> **Поставленная задача A**
Выведите дословно фрагмент текста о Кржижановском от слов "В 1926 году" до слов "прищур глаз Ленина’." включительно.

В 1926 году завершён ‘Клуб убийц букв’, в центре которого —
глава-антиутопия, сродни ‘Мы’ Е.Замятина и ‘Ленинграду’ М.Козырева,
созданным примерно в то же время.
‘Читаю — правда, с перебоями — Ленина, Плеханова, Каутского,
Бернштейна et cet, стараясь решить мучающее меня ‘или — или’, — писал он
жене, — и не знаю, право, кто я: шахматист, слишком долго задумавшийся над
очередным ходом, или партач, уже проигравший игру…’
Он усомнился в правильности своего выбора. Вчитывание в первоисточники
коммунистических идей оптимизма, как видим, не добавило. К нэпу он отнёсся
скептически, в успех его не поверил: ‘Легче верблюду пройти сквозь игольное
ушко, чем богачу сквозь прищур глаз Ленина’.
Кржижановский называл себя сатириком. Не в нынешнем — фельетонном, — а
в прежнем, свифтианском значении этого слова. Его ‘новый Гулливер’ равно
неуютно чувствовал себя среди ‘новых’ лилипутов и великанов, в стране
монстров йеху и в мире коммунистической утопии, осуществлённой ‘рабочими
лошадьми’ с неудобопроизносимым наименованием.
Его герой — поэт и философ, который на предложение войти в литературу
спокойно, об руку с какой-нибудь бесспорной, классической темой, сочиняет
статью ‘В защиту Росинанта’: ‘История… поделила людей на два класса: те,
что над, и те, что под, в седле и под седлом, Дон Кихоты и Росинанты. Дон
Кихоты скачут к своим фантастически прекрасным и фантастически же далёким
целям, прямиком на идею, идеал… — и внимание всех, с Сервантеса начиная,
на них и только на них. Но никому нет дела до загнанного и захлёстанного
Росинанта: стальные звёзды шпор гуляют по его закровавившимся бокам, рёбра
пляшут под затиском колен и подпруги. Пора, давно пора кляче, везущей на
себе историю, услышать хоть что-нибудь, кроме понуканий…’
(Появление в лексиконе двадцатых годов ‘рыцарской’ фразеологии и
атрибутики резануло слух не одному Кржижановскому — достаточно вспомнить
‘странствующего рыцаря революции’, разъезжающего в платоновском ‘Чевенгуре’
на коне Пролетарская Сила.)

> **Исходные данные**
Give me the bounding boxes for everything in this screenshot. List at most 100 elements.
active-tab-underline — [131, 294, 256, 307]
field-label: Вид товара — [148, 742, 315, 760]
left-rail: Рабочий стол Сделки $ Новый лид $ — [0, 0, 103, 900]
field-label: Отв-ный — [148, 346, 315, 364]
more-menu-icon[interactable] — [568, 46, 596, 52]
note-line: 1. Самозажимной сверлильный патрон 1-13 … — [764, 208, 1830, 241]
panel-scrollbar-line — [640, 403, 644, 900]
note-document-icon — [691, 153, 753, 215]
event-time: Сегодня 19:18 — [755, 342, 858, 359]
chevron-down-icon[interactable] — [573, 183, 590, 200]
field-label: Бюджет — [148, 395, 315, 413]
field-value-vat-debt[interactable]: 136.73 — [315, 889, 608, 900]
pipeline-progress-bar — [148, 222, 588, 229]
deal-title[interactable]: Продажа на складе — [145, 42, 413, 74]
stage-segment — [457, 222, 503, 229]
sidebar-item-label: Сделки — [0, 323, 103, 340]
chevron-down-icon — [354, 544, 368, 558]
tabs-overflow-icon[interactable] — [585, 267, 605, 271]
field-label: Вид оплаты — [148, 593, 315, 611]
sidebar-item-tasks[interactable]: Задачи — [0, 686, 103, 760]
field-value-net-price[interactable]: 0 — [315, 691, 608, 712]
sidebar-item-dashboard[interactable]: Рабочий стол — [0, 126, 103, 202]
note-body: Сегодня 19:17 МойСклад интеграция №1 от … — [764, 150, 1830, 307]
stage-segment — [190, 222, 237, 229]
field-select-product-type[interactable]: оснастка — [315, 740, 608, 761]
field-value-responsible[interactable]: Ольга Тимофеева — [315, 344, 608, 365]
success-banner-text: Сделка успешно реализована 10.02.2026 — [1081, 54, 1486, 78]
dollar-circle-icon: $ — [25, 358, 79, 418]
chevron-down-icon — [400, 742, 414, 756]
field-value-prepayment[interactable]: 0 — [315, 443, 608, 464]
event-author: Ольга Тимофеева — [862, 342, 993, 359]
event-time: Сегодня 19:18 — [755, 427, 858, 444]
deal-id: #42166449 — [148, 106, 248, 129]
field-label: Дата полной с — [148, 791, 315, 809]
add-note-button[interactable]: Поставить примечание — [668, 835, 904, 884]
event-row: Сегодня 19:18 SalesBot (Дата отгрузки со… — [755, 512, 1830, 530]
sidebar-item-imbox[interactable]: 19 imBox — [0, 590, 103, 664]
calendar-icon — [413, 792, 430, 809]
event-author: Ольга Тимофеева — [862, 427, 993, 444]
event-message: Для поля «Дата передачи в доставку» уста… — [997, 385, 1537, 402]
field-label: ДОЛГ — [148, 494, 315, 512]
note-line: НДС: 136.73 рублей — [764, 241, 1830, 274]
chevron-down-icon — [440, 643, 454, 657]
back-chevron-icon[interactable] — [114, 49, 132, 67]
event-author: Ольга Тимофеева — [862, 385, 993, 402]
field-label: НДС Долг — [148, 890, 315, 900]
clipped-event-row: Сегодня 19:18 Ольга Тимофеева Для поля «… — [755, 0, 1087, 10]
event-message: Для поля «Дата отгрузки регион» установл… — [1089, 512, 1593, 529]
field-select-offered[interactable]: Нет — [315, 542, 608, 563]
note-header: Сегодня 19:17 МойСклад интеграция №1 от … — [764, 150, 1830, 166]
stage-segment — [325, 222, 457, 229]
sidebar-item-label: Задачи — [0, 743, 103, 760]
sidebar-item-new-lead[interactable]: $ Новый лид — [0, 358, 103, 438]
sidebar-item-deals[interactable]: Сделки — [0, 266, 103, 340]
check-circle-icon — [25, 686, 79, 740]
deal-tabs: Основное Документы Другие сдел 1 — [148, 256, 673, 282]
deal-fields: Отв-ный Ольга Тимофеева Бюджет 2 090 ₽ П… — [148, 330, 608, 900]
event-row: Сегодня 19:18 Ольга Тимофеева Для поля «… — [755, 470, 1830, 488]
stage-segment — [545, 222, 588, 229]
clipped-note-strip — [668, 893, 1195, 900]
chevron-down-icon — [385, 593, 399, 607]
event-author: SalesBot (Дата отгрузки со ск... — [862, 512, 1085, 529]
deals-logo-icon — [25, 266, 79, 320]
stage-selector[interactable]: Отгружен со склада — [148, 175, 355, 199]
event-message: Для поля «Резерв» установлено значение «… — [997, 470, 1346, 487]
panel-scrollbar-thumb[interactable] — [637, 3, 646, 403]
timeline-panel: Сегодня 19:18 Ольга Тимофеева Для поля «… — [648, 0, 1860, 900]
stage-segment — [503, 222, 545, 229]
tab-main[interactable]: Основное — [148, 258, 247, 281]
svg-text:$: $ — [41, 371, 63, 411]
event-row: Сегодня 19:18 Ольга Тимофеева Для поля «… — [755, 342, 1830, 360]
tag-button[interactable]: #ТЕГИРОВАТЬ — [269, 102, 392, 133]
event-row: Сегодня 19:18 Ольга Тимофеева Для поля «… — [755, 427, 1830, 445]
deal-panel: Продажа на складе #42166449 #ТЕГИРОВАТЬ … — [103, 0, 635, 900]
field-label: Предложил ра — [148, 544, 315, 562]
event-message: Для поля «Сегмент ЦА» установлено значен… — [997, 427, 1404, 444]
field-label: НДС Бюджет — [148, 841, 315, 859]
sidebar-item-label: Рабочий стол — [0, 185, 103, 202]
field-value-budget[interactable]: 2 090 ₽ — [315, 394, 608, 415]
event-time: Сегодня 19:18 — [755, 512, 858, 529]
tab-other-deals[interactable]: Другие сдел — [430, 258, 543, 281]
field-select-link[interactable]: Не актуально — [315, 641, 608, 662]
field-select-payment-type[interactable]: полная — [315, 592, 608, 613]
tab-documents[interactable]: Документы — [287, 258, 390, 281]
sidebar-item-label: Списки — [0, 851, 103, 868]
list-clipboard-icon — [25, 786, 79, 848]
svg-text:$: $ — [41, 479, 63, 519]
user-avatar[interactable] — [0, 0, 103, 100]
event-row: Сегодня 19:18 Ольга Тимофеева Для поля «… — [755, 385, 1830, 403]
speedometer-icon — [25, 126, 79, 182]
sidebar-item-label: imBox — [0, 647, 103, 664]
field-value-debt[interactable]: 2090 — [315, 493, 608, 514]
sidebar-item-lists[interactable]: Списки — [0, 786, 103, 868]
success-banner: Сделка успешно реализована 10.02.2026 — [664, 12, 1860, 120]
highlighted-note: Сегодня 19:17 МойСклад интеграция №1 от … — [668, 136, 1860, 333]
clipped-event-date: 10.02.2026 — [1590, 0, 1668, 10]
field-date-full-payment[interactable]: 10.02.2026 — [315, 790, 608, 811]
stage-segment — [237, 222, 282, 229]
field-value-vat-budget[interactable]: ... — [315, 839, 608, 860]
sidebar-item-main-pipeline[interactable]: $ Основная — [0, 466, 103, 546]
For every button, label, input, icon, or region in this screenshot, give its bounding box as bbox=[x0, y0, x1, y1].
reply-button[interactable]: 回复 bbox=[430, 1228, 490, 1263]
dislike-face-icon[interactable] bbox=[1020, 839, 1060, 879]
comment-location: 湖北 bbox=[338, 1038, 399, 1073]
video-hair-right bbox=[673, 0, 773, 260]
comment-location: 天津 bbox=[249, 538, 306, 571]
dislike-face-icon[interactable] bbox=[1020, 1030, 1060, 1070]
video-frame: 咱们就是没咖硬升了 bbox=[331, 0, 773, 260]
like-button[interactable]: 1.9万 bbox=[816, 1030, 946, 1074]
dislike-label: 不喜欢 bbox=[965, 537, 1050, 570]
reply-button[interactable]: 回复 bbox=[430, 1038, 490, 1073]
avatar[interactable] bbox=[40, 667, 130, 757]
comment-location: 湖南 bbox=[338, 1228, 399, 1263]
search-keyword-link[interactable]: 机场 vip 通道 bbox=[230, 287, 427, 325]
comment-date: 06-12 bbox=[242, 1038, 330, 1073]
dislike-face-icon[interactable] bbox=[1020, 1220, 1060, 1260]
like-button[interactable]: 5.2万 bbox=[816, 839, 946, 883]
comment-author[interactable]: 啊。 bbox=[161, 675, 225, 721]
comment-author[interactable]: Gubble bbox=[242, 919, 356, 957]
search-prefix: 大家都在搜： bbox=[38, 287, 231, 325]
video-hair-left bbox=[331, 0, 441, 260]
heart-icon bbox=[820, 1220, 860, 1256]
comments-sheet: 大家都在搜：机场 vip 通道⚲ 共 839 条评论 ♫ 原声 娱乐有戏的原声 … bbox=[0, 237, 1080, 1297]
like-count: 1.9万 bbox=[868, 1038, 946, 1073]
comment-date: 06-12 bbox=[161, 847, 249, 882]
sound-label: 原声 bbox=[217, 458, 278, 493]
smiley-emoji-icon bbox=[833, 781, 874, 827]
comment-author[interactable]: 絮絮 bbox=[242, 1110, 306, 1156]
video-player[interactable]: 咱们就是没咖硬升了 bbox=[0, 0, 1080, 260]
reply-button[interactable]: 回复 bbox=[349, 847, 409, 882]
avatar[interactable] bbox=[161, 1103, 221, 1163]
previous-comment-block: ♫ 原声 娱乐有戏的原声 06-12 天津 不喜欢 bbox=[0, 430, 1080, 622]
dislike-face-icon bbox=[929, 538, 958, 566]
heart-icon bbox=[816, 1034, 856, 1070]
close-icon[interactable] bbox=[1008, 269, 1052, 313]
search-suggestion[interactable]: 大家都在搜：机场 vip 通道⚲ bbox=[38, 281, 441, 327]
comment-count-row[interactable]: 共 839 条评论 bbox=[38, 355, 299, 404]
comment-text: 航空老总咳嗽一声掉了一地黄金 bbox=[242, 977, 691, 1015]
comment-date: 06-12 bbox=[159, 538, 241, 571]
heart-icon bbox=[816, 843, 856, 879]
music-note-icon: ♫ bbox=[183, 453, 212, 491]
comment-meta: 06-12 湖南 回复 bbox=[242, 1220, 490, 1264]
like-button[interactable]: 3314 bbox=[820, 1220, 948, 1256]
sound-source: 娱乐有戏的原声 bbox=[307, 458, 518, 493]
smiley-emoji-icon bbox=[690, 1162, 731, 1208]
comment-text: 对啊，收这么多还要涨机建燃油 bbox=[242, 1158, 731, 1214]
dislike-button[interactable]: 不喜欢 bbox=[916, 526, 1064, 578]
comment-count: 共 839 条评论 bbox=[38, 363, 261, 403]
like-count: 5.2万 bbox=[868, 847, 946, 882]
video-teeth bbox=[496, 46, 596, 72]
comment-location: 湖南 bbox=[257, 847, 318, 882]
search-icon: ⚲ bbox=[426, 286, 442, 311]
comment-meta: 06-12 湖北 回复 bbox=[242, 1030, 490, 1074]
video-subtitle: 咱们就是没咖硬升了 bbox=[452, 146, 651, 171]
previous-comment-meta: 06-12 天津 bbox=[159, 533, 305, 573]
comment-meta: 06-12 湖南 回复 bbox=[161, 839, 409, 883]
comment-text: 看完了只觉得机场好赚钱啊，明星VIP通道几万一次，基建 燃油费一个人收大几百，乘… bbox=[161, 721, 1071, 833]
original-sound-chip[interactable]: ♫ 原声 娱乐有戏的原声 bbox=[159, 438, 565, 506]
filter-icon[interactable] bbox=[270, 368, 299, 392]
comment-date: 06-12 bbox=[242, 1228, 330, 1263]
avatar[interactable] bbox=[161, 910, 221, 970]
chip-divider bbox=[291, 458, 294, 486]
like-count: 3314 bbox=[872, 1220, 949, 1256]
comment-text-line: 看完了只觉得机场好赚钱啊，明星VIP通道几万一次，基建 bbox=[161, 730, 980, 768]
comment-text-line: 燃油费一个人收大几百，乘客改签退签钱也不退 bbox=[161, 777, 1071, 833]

> **Поставленная задача B**
Верните без изменений строки листинга от его начала до строки со словами "field-value-net-price[interactable]: 0 —" включительно.

> **Готовый ответ A**
В 1926 году завершён ‘Клуб убийц букв’, в центре которого —
глава-антиутопия, сродни ‘Мы’ Е.Замятина и ‘Ленинграду’ М.Козырева,
созданным примерно в то же время.
‘Читаю — правда, с перебоями — Ленина, Плеханова, Каутского,
Бернштейна et cet, стараясь решить мучающее меня ‘или — или’, — писал он
жене, — и не знаю, право, кто я: шахматист, слишком долго задумавшийся над
очередным ходом, или партач, уже проигравший игру…’
Он усомнился в правильности своего выбора. Вчитывание в первоисточники
коммунистических идей оптимизма, как видим, не добавило. К нэпу он отнёсся
скептически, в успех его не поверил: ‘Легче верблюду пройти сквозь игольное
ушко, чем богачу сквозь прищур глаз Ленина’.

> **Готовый ответ B**
Give me the bounding boxes for everything in this screenshot. List at most 100 elements.
active-tab-underline — [131, 294, 256, 307]
field-label: Вид товара — [148, 742, 315, 760]
left-rail: Рабочий стол Сделки $ Новый лид $ — [0, 0, 103, 900]
field-label: Отв-ный — [148, 346, 315, 364]
more-menu-icon[interactable] — [568, 46, 596, 52]
note-line: 1. Самозажимной сверлильный патрон 1-13 … — [764, 208, 1830, 241]
panel-scrollbar-line — [640, 403, 644, 900]
note-document-icon — [691, 153, 753, 215]
event-time: Сегодня 19:18 — [755, 342, 858, 359]
chevron-down-icon[interactable] — [573, 183, 590, 200]
field-label: Бюджет — [148, 395, 315, 413]
field-value-vat-debt[interactable]: 136.73 — [315, 889, 608, 900]
pipeline-progress-bar — [148, 222, 588, 229]
deal-title[interactable]: Продажа на складе — [145, 42, 413, 74]
stage-segment — [457, 222, 503, 229]
sidebar-item-label: Сделки — [0, 323, 103, 340]
chevron-down-icon — [354, 544, 368, 558]
tabs-overflow-icon[interactable] — [585, 267, 605, 271]
field-label: Вид оплаты — [148, 593, 315, 611]
sidebar-item-tasks[interactable]: Задачи — [0, 686, 103, 760]
field-value-net-price[interactable]: 0 — [315, 691, 608, 712]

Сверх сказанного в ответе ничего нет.